» **GIVEN PROBLEM**
Take each line containing "this" and report it exactly as written.

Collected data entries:
+ + + +

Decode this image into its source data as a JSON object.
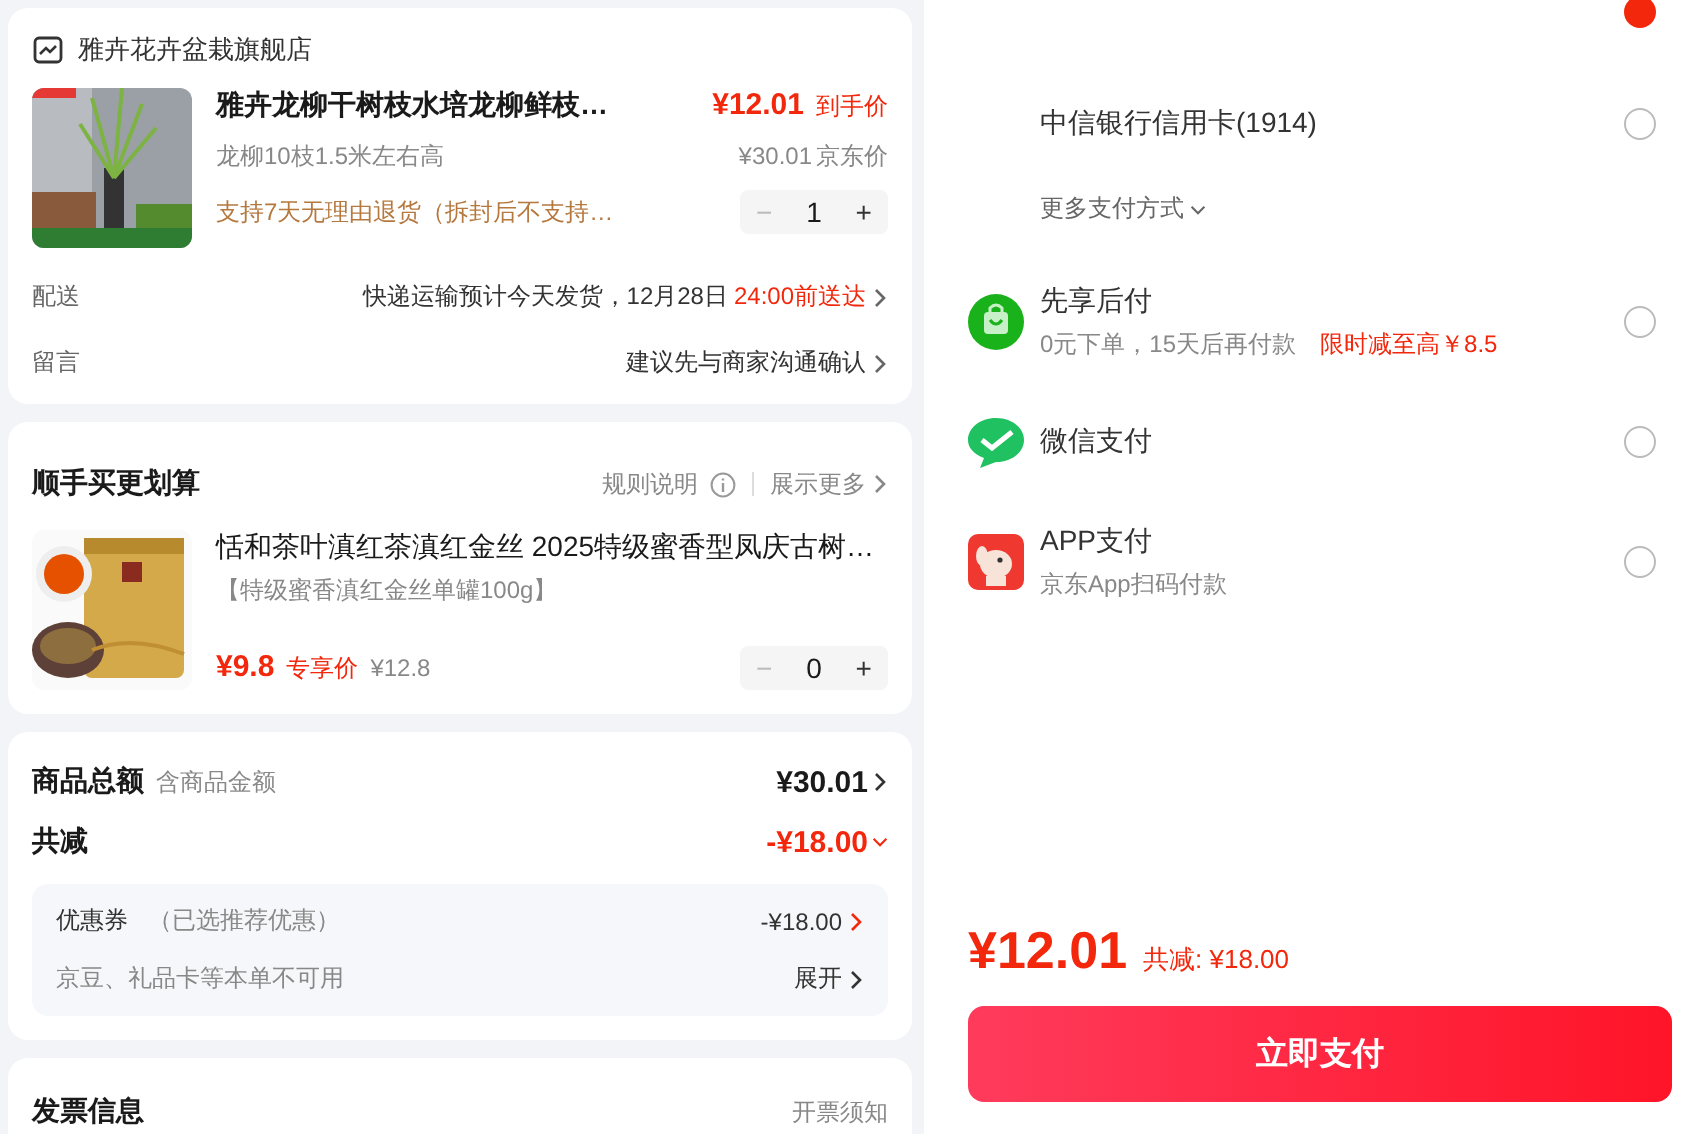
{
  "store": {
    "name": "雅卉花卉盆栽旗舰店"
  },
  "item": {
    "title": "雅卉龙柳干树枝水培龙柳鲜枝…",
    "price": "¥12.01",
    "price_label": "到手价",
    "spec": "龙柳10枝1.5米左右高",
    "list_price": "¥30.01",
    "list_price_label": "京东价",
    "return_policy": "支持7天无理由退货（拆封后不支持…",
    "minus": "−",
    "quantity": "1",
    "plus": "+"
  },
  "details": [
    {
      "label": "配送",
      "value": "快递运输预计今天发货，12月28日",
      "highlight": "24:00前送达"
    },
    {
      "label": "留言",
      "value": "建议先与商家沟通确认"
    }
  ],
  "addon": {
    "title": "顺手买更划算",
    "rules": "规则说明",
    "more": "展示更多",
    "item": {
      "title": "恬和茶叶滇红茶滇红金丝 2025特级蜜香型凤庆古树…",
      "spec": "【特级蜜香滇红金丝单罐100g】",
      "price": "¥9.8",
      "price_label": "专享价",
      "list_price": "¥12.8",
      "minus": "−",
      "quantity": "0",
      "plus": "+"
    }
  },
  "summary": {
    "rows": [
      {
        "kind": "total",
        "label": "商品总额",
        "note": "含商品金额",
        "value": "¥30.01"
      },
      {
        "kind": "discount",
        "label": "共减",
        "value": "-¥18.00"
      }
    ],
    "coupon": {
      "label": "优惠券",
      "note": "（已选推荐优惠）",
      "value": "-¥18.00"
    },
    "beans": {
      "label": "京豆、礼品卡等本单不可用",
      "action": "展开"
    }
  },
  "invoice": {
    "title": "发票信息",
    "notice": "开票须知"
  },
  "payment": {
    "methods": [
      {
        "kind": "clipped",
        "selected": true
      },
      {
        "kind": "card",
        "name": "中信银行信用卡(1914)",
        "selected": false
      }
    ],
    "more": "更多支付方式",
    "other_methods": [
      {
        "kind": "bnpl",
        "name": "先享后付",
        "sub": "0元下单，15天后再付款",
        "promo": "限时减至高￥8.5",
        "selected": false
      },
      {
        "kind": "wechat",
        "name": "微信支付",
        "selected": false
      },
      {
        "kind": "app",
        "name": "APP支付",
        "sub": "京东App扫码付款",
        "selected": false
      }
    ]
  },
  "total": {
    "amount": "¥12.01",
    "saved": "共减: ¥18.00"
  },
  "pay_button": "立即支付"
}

+ + + +

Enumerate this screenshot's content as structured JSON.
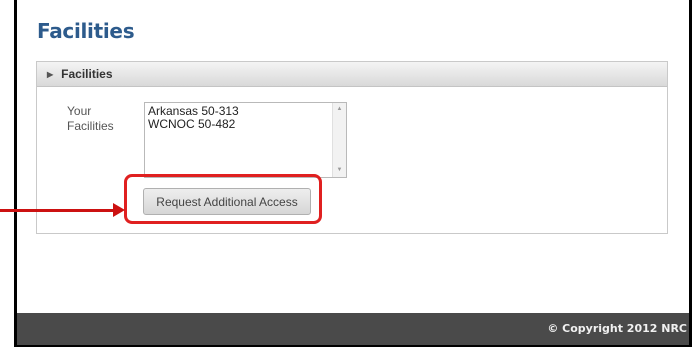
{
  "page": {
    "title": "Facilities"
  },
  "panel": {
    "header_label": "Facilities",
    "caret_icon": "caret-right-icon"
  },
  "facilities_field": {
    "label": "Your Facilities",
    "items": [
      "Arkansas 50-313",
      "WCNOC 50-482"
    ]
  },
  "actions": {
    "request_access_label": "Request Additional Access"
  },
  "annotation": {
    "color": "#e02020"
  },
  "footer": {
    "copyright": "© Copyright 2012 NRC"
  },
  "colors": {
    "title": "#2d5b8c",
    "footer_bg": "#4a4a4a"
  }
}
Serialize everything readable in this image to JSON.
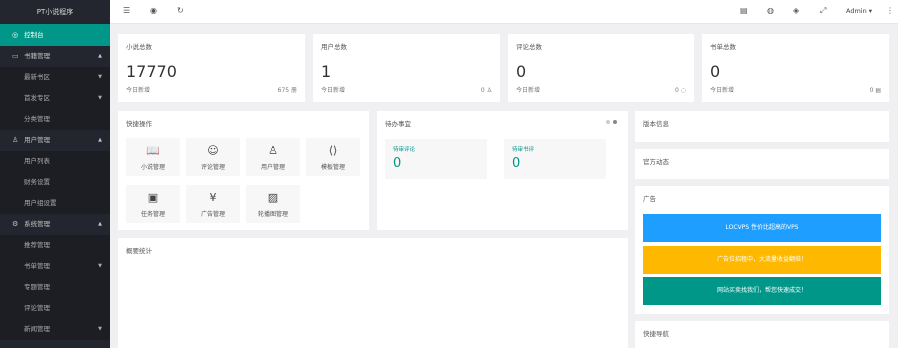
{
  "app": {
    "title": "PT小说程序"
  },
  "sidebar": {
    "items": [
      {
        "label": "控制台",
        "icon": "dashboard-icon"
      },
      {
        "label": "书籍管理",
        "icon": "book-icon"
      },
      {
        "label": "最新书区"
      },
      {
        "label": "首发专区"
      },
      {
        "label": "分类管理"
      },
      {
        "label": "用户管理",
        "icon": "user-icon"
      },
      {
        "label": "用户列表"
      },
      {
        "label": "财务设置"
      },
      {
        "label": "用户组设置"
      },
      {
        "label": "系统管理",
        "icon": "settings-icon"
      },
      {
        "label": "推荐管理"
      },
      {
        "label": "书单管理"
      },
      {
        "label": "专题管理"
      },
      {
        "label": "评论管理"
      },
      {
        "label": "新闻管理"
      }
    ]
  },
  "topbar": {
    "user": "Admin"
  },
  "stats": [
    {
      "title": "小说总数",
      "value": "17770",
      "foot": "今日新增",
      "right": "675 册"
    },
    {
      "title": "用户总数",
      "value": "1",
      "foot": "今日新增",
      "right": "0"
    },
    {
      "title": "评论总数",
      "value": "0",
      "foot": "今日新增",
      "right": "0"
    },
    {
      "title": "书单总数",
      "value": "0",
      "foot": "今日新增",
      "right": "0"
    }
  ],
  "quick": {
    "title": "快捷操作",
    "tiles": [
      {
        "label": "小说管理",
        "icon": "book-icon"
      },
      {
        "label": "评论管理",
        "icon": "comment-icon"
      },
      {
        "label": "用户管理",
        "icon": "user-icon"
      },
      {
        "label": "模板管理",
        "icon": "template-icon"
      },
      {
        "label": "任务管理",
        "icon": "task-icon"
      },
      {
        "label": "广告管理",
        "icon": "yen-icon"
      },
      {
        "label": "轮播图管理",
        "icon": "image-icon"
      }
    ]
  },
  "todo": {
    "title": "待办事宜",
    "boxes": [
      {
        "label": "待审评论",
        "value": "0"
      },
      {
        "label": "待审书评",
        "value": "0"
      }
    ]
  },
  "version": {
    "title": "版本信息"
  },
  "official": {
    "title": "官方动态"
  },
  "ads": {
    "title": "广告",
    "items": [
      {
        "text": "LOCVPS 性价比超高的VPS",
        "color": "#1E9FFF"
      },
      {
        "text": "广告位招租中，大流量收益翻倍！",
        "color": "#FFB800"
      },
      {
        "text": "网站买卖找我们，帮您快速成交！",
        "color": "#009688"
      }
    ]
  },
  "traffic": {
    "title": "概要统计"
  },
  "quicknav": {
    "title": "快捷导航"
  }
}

+ + + +

» **RESULT OF THE EXERCISE**
Decode this image into its source data as a JSON object.
Enumerate this screenshot's content as structured JSON.
Serialize everything readable in this image to JSON.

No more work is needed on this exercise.